• **WHAT TO WORK ON**:
**a.** Copy everything in the GolTV article from "GolTV was a" down to "Sports & Entertainment (MLSE).".
**b.** According to the GolTV article, in what month and year was Insight Sports granted a television broadcasting licence by the CRTC?
**c.** Pick up the GolTV article after its last sentence and continue writing it.

--- EXTRACT PROVIDED Enclosed Below ---

GolTV
- Country: Canada
- Broadcast area: Nationwide
- Headquarters: Toronto, Ontario

Programming
- Picture format: 480i (SDTV) 1080i (HDTV)

Ownership
- Owner: Maple Leaf Sports & Entertainment

History
- Launched: November 1, 2005
- Closed: August 31, 2015

= GolTV (Canadian TV channel) =

Canadian specialty television channel

GolTV was a Canadian English language Category B specialty channel. GolTV was exclusively dedicated to soccer, with live and recorded sporting events from around the world, and news programs. GolTV was owned by Maple Leaf Sports & Entertainment (MLSE).

==History==

In August 2005, Insight Sports (on behalf of a corporation to be incorporated) was granted a television broadcasting licence by the Canadian Radio-television and Telecommunications Commission (CRTC) for The Soccer Net, described as "a national English-language Category 2 specialty programming undertaking devoted to soccer and soccer enthusiasts. The programming will focus on instruction from beginner to advanced play and on amateur and professional soccer games. All of the programming will be devoted to soccer or soccer-related subjects."

The channel was launched on November 1, 2005, as GolTV. At some point, GOL TV USA, a division of Tenfield, purchased a minority interest in the channel.

--- End of Enclosed EXTRACT PROVIDED ---
--- DATA SECTION Enclosed Below ---

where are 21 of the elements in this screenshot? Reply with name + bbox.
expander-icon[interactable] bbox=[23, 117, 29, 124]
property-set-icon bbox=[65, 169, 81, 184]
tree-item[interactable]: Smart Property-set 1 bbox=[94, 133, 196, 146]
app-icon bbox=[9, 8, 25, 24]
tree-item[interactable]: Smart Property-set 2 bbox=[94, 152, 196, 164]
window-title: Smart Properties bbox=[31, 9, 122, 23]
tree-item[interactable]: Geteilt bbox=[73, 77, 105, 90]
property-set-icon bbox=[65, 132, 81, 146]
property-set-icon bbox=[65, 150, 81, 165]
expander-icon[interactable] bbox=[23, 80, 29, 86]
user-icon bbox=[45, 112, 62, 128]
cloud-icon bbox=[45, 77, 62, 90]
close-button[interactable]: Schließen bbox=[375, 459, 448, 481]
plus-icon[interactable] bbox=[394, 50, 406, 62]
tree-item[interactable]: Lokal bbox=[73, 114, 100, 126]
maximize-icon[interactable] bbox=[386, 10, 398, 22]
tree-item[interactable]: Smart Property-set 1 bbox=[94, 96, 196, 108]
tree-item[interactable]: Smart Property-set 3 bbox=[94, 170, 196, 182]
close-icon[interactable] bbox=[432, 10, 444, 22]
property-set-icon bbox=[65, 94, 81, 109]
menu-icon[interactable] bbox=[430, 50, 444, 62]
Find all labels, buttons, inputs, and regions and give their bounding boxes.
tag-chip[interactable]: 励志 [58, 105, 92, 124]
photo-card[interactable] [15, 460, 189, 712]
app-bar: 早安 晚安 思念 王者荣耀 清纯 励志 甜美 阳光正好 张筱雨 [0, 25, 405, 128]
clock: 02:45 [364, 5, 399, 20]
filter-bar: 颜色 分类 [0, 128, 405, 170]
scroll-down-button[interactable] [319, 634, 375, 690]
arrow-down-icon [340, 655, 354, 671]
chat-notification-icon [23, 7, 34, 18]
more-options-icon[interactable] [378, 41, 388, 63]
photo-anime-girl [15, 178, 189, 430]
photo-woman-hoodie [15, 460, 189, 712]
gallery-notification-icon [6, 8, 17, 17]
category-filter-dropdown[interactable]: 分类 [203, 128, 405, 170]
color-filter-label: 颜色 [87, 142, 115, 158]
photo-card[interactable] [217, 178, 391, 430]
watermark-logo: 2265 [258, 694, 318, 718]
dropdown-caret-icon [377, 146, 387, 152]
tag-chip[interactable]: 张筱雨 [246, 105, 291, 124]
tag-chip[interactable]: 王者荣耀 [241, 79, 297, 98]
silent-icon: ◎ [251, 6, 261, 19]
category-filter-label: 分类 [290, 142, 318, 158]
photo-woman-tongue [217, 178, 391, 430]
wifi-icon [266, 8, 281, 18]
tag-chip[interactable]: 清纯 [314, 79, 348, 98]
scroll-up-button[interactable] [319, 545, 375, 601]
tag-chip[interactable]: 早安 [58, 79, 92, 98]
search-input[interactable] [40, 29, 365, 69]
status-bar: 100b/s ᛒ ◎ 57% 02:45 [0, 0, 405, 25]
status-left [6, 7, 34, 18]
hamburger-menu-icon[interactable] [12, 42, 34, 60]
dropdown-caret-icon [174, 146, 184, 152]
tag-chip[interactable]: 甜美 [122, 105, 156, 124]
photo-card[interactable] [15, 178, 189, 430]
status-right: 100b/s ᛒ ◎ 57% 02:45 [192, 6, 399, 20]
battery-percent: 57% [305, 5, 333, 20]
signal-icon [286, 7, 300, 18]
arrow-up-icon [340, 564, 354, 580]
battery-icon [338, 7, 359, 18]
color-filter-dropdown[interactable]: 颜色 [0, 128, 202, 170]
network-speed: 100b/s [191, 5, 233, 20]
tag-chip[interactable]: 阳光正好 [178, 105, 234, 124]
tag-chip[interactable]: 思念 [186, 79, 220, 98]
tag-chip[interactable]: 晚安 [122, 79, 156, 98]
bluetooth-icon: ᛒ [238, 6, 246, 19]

--- End of Enclosed DATA SECTION ---

• **EXERCISE ANSWERS**:
**a.**
GolTV was a Canadian English language Category B specialty channel. GolTV was exclusively dedicated to soccer, with live and recorded sporting events from around the world, and news programs. GolTV was owned by Maple Leaf Sports & Entertainment (MLSE).

**b.** August 2005

**c.**
On November 7, 2007, GolTV provided live broadband coverage of the Vancouver Whitecaps FC’s friendly home game against David Beckham and the Major League Soccer’s Los Angeles Galaxy over the internet on a pay-per-view basis.

On January 23, 2009, Maple Leaf Sports and Entertainment, owners of Major League Soccer franchise Toronto FC (along with other major sports teams in the city), announced they would acquire Insight Sports' interest in GolTV. The deal was approved by the CRTC on June 2, 2009. In 2015, MLSE reported to the CRTC that it had bought out GOL TV USA's stake in the channel.

On July 6, 2015, in a notice to revoke the licence of GolTV Canada posted on the CRTC website, it was revealed that the channel would be ceasing operations on August 31, 2015. According to the timetable shown on their website, GolTV Canada would cease broadcasting on August 31, 2015, after it finished airing the whole third season of a Toronto FC documentary "All For One" starting at 9:30 pm (Eastern Time), while their website would redirect to the Toronto FC's website.

==Programming==
GolTV Canada featured live and taped events from the following leagues and competitions:

- Brazil: Campeonato Brasileiro, Campeonato Carioca, Campeonato Paulista
- Mexico: Liga de Ascenso (2nd division)

===Other programs===

- Bundesliga Magazine
- Canadian Football Weekly
- Foot Brazil
- Football Today
- GolTV News
- Hallo Bundesliga
- Liga BBVA

- MLS Weekly
- Off The Pitch
- Oh My Gol!

===Past programming===
GolTV previously aired coverage of Spain's La Liga. Since mid-2012, the Canadian broadcast rights to that league have been owned by the upstart Al Jazeera-owned channel beIN Sport.

==High definition==
GolTV announced on December 5, 2011, that it would launch HD programming in partnership with the RealSports and Xbox 360. HD programming will be available via a free app for the Xbox 360 with a monthly subscription fee.

GolTV officially launched its HD service on television systems in November 2012 with EastLink. GolTV Canada HD was also available on Ch.428 on Rogers.